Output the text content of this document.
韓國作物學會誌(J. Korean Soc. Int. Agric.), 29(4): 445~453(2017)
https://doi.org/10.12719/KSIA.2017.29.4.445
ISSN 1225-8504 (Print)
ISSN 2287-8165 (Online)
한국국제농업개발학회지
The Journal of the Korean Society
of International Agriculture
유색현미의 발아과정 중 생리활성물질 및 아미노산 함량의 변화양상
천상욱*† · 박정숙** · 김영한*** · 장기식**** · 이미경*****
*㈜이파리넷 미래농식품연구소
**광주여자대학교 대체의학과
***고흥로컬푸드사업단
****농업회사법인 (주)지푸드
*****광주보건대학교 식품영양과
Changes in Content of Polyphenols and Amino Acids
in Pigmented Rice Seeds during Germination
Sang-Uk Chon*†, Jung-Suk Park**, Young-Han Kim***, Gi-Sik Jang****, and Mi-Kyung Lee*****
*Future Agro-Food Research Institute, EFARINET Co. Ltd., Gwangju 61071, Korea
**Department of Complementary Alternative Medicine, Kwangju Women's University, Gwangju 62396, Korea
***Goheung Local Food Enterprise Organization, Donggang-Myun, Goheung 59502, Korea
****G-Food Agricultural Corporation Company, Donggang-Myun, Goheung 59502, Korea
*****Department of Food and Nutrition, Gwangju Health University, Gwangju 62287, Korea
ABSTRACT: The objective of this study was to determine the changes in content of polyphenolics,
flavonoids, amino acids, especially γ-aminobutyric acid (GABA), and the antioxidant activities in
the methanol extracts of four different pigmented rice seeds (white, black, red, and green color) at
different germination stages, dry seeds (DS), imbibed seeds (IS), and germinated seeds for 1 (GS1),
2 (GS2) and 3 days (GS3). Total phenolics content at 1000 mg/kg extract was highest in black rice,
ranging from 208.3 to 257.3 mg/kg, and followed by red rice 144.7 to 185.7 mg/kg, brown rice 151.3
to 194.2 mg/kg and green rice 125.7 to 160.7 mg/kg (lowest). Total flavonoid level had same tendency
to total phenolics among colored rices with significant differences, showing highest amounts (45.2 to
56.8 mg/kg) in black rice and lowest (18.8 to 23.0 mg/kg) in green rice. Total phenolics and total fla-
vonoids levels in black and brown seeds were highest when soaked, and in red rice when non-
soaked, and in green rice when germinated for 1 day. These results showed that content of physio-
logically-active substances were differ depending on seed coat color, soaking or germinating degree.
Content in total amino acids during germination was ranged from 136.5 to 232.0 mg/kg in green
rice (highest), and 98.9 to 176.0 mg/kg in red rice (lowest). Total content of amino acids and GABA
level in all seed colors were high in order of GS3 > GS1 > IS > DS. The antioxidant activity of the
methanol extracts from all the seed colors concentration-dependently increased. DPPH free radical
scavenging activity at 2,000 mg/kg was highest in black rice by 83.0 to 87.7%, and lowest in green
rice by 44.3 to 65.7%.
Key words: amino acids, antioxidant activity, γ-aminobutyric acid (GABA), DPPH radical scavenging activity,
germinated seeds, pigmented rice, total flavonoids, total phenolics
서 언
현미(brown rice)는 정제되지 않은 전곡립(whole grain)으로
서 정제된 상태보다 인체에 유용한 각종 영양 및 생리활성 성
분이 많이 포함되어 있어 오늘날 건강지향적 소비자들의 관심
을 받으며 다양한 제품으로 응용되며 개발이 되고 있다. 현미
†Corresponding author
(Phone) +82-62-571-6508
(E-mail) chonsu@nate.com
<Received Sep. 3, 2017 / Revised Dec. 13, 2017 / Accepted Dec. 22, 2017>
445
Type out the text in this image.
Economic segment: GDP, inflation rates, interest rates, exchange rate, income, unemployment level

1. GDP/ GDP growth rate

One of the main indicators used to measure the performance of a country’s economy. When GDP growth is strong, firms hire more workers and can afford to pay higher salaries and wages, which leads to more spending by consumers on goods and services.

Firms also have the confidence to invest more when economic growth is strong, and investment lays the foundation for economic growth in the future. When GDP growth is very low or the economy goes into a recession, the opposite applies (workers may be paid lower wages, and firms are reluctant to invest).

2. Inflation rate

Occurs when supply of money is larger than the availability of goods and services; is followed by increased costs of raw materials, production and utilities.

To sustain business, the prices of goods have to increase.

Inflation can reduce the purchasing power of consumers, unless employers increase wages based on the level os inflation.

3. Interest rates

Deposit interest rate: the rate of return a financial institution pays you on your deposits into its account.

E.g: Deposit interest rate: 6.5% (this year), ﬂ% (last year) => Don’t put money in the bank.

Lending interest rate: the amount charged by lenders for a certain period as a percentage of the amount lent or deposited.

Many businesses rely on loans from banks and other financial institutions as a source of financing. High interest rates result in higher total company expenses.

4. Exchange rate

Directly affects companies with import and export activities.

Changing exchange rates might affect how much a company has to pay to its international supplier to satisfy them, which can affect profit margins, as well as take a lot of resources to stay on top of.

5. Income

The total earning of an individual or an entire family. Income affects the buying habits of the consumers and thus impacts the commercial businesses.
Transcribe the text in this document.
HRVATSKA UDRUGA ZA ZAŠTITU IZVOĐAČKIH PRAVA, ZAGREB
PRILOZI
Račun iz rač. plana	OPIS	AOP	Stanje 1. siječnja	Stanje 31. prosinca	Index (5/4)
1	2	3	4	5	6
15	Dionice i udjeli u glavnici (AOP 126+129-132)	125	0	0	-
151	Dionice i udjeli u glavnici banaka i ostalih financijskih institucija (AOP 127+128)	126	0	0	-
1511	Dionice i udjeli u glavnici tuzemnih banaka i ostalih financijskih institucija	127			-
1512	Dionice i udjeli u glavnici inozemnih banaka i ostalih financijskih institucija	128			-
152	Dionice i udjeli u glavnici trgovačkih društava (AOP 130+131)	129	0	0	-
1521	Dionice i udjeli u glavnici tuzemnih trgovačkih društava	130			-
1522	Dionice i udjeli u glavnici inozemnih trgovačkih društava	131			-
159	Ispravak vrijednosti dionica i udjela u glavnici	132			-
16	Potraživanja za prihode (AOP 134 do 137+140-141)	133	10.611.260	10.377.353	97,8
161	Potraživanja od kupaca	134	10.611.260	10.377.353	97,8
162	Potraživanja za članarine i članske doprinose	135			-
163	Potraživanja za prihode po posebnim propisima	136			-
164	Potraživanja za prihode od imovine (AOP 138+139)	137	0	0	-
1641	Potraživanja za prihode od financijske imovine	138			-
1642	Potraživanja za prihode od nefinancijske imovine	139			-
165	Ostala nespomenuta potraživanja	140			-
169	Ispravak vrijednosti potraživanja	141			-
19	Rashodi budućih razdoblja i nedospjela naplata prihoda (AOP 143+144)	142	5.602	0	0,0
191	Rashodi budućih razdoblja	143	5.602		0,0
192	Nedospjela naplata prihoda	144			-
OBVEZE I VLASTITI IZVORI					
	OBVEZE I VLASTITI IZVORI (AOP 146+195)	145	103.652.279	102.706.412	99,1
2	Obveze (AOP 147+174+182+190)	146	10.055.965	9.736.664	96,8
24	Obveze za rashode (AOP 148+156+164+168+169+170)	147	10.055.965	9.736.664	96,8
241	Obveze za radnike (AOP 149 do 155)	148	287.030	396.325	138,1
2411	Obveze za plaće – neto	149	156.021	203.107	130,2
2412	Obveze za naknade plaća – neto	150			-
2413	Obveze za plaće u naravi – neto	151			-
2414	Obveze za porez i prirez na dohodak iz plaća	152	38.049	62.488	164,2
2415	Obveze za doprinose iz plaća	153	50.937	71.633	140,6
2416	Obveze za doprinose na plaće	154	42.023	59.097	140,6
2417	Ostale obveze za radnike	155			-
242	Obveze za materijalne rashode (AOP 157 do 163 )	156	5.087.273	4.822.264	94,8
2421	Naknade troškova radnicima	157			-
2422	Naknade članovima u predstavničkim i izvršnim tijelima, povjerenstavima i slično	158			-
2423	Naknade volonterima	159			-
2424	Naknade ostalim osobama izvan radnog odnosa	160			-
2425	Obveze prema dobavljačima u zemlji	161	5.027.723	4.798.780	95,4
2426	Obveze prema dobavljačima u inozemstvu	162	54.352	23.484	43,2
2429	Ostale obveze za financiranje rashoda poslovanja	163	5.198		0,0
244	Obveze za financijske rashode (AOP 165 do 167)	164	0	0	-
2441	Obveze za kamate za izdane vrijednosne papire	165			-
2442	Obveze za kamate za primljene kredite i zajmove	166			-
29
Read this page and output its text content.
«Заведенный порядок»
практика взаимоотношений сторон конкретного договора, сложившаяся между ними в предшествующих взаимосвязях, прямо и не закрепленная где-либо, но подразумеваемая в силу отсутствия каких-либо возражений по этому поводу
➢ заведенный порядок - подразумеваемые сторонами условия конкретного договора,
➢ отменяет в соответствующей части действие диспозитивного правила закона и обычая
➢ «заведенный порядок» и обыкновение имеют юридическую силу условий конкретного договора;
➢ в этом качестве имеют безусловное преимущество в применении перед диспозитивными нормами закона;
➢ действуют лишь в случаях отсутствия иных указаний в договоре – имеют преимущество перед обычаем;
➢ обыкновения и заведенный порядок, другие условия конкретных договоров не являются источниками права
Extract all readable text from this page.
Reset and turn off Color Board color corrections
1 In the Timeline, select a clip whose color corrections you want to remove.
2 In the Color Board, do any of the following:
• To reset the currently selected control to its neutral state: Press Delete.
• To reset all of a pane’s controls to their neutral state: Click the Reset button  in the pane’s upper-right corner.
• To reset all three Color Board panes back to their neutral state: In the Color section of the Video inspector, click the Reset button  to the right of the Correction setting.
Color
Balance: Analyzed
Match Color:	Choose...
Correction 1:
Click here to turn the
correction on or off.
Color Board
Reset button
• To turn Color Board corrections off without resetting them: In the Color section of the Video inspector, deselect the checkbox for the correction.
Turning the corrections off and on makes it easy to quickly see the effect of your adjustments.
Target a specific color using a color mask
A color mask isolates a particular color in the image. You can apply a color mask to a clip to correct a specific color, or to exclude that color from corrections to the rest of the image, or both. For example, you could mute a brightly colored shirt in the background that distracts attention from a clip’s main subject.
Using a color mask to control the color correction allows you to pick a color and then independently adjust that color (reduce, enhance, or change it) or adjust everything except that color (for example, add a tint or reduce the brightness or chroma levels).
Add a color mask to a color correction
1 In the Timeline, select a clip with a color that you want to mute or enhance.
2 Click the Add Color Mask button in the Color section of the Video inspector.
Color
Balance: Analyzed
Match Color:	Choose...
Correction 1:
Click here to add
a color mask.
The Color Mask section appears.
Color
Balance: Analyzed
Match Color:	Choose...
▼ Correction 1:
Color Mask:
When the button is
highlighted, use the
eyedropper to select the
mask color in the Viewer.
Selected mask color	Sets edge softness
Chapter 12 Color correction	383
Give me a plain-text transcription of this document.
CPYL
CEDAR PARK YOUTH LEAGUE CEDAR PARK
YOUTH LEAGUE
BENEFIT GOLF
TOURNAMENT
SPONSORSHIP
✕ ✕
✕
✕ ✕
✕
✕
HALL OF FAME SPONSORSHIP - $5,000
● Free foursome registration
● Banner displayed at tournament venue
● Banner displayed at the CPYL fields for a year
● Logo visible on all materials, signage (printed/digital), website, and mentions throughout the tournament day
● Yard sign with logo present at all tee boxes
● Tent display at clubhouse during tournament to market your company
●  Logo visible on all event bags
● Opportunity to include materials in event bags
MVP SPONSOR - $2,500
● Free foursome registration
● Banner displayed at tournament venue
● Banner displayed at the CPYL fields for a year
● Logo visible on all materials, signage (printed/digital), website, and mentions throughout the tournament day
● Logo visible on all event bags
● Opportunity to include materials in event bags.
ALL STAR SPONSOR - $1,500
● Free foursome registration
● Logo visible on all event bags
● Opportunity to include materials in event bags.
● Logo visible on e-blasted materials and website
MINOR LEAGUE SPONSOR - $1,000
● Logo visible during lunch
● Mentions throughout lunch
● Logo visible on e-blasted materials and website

------------------------------------------------------------

WHAT THE TASK REQUIRES: Check each line above for the word "inozemnih" and copy the ones that have it.

WORKED SOLUTION:
1512	Dionice i udjeli u glavnici inozemnih banaka i ostalih financijskih institucija	128			-
1522	Dionice i udjeli u glavnici inozemnih trgovačkih društava	131			-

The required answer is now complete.